- **CHALLENGE**
Count the lines of the records that contain the string "party", matching case exactly. Give only the number.
Begin
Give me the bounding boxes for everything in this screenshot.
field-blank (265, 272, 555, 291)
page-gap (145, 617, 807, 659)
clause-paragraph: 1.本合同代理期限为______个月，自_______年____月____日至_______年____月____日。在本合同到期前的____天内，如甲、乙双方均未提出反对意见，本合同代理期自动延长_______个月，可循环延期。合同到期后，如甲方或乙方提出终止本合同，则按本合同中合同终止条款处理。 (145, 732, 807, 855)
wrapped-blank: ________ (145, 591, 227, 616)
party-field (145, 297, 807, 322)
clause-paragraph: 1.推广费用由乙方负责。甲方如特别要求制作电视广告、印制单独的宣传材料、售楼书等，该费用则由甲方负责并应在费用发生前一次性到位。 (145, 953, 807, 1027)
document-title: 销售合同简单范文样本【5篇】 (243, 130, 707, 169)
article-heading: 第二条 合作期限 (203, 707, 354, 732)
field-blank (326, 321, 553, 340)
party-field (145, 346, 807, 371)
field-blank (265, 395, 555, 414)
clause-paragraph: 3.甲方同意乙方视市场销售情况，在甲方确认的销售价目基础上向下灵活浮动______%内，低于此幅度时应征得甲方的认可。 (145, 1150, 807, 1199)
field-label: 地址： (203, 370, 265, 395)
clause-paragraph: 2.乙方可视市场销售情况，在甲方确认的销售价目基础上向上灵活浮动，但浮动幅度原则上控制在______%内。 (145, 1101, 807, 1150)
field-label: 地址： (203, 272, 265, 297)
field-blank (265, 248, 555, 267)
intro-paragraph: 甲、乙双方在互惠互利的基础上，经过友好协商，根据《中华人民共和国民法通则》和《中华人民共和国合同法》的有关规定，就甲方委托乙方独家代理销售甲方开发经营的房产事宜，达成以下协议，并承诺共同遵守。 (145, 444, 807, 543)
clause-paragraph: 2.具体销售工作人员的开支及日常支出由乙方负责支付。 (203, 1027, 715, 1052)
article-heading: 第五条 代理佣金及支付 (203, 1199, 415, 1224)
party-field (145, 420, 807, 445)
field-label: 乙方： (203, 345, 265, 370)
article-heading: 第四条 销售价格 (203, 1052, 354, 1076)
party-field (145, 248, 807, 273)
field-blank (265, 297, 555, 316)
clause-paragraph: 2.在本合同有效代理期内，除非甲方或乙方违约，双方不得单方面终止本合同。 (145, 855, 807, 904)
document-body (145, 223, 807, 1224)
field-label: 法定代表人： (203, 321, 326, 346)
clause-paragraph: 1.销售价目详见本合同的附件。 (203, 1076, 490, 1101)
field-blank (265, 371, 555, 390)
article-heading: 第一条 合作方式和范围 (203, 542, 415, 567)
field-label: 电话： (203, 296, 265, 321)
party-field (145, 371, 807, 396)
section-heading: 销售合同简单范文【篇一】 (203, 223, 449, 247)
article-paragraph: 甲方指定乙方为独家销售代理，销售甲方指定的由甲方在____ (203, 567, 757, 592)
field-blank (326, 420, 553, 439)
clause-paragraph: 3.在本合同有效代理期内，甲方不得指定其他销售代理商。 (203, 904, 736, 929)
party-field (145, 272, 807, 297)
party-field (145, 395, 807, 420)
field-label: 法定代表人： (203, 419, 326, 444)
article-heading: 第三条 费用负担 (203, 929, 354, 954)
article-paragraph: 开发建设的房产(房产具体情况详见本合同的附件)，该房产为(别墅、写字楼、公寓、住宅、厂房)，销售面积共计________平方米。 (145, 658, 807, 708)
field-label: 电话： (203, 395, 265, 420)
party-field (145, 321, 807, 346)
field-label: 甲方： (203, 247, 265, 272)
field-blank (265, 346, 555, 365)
End
- **COMPLETE ANSWER**
8